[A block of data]
* Begin *

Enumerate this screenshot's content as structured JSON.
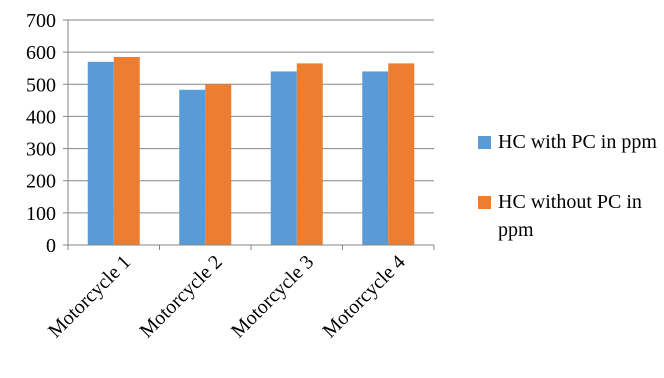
{
  "chart_data": {
    "type": "bar",
    "title": "",
    "xlabel": "",
    "ylabel": "",
    "categories": [
      "Motorcycle 1",
      "Motorcycle 2",
      "Motorcycle 3",
      "Motorcycle 4"
    ],
    "series": [
      {
        "name": "HC with PC in ppm",
        "color": "#5b9bd5",
        "values": [
          570,
          483,
          540,
          540
        ]
      },
      {
        "name": "HC without PC in ppm",
        "color": "#ed7d31",
        "values": [
          585,
          500,
          565,
          565
        ]
      }
    ],
    "ylim": [
      0,
      700
    ],
    "yticks": [
      "0",
      "100",
      "200",
      "300",
      "400",
      "500",
      "600",
      "700"
    ],
    "grid": true,
    "legend_position": "right"
  }
}
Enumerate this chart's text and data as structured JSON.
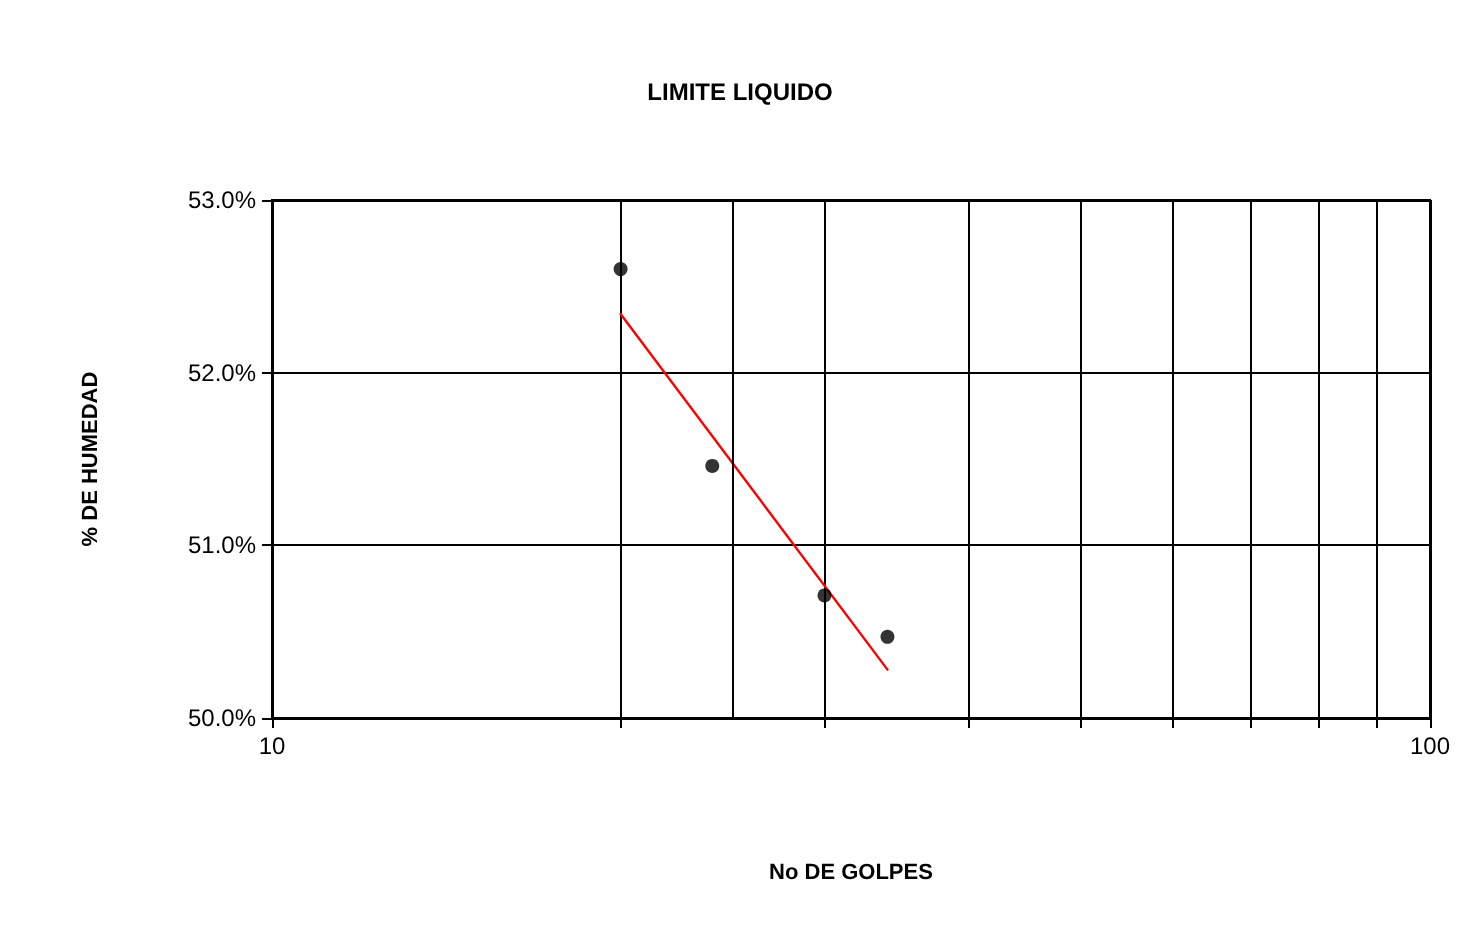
{
  "chart_data": {
    "type": "scatter",
    "title": "LIMITE LIQUIDO",
    "xlabel": "No DE GOLPES",
    "ylabel": "% DE HUMEDAD",
    "log": "x",
    "grid": true,
    "xlim": [
      10,
      100
    ],
    "xticks": [
      10,
      {
        "value": 20,
        "label": null
      },
      {
        "value": 30,
        "label": null
      },
      {
        "value": 40,
        "label": null
      },
      {
        "value": 50,
        "label": null
      },
      {
        "value": 60,
        "label": null
      },
      {
        "value": 70,
        "label": null
      },
      {
        "value": 80,
        "label": null
      },
      {
        "value": 90,
        "label": null
      },
      100
    ],
    "ylim": [
      50,
      53
    ],
    "yticks": [
      {
        "value": 50,
        "label": "50.0%"
      },
      {
        "value": 51,
        "label": "51.0%"
      },
      {
        "value": 52,
        "label": "52.0%"
      },
      {
        "value": 53,
        "label": "53.0%"
      }
    ],
    "series": [
      {
        "color": "#000000",
        "marker": "circle",
        "x": [
          20,
          24,
          30,
          34
        ],
        "values": [
          52.6,
          51.46,
          50.71,
          50.47
        ]
      },
      {
        "type": "line",
        "color": "#ff0000",
        "marker": "none",
        "line_style": "solid",
        "x": [
          20,
          34
        ],
        "values": [
          52.34,
          50.28
        ]
      }
    ],
    "ref_lines": [
      {
        "axis": "x",
        "value": 25,
        "color": "#000000",
        "line_style": "solid"
      }
    ]
  }
}
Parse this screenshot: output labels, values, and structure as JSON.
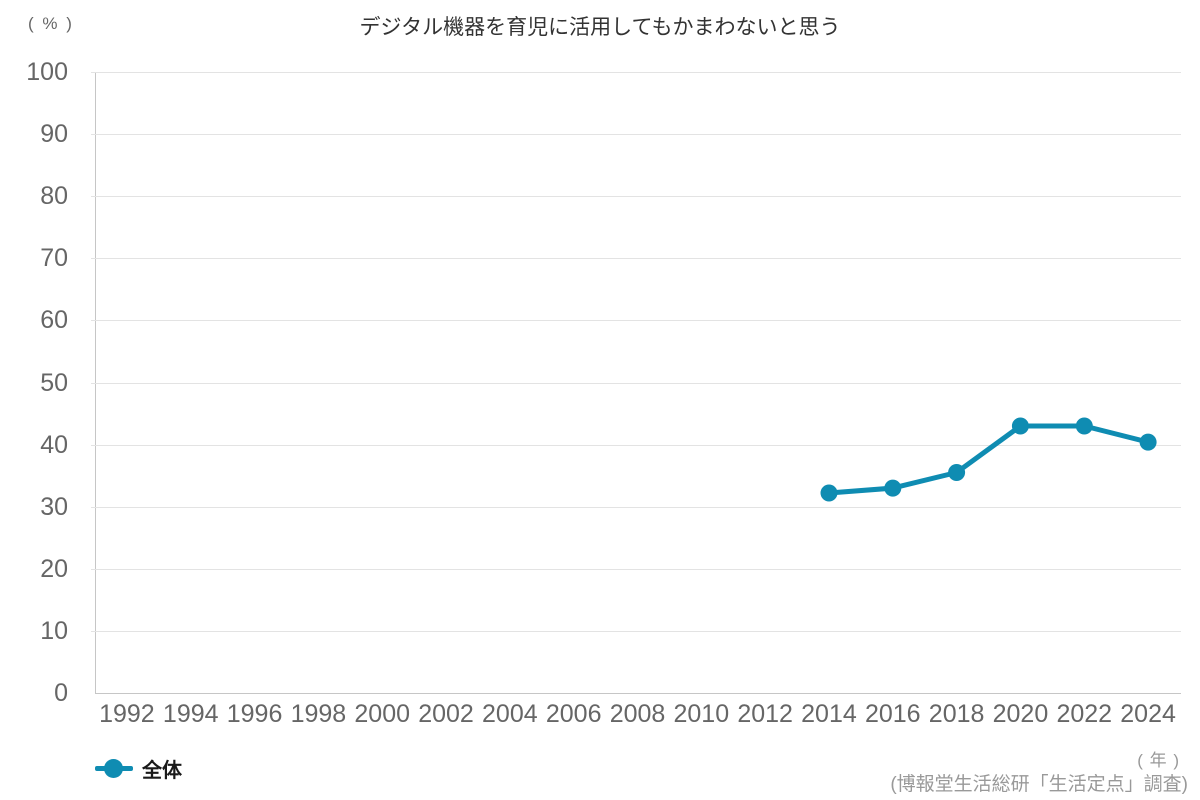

* End *

## The exercise
Pictures stay out of the copy; please restate every record above exactly.

## The completed task
Enumerate this screenshot's content as structured JSON.
{
  "chart_data": {
    "type": "bar",
    "title": "",
    "xlabel": "",
    "ylabel": "",
    "categories": [
      "Motorcycle 1",
      "Motorcycle 2",
      "Motorcycle 3",
      "Motorcycle 4"
    ],
    "series": [
      {
        "name": "HC with PC in ppm",
        "color": "#5b9bd5",
        "values": [
          570,
          483,
          540,
          540
        ]
      },
      {
        "name": "HC without PC in ppm",
        "color": "#ed7d31",
        "values": [
          585,
          500,
          565,
          565
        ]
      }
    ],
    "ylim": [
      0,
      700
    ],
    "yticks": [
      "0",
      "100",
      "200",
      "300",
      "400",
      "500",
      "600",
      "700"
    ],
    "grid": true,
    "legend_position": "right"
  }
}
Enumerate this chart's text and data as structured JSON.
{
  "chart_data": {
    "type": "scatter",
    "title": "LIMITE LIQUIDO",
    "xlabel": "No DE GOLPES",
    "ylabel": "% DE HUMEDAD",
    "log": "x",
    "grid": true,
    "xlim": [
      10,
      100
    ],
    "xticks": [
      10,
      {
        "value": 20,
        "label": null
      },
      {
        "value": 30,
        "label": null
      },
      {
        "value": 40,
        "label": null
      },
      {
        "value": 50,
        "label": null
      },
      {
        "value": 60,
        "label": null
      },
      {
        "value": 70,
        "label": null
      },
      {
        "value": 80,
        "label": null
      },
      {
        "value": 90,
        "label": null
      },
      100
    ],
    "ylim": [
      50,
      53
    ],
    "yticks": [
      {
        "value": 50,
        "label": "50.0%"
      },
      {
        "value": 51,
        "label": "51.0%"
      },
      {
        "value": 52,
        "label": "52.0%"
      },
      {
        "value": 53,
        "label": "53.0%"
      }
    ],
    "series": [
      {
        "color": "#000000",
        "marker": "circle",
        "x": [
          20,
          24,
          30,
          34
        ],
        "values": [
          52.6,
          51.46,
          50.71,
          50.47
        ]
      },
      {
        "type": "line",
        "color": "#ff0000",
        "marker": "none",
        "line_style": "solid",
        "x": [
          20,
          34
        ],
        "values": [
          52.34,
          50.28
        ]
      }
    ],
    "ref_lines": [
      {
        "axis": "x",
        "value": 25,
        "color": "#000000",
        "line_style": "solid"
      }
    ]
  }
}
Parse this screenshot: output labels, values, and structure as JSON.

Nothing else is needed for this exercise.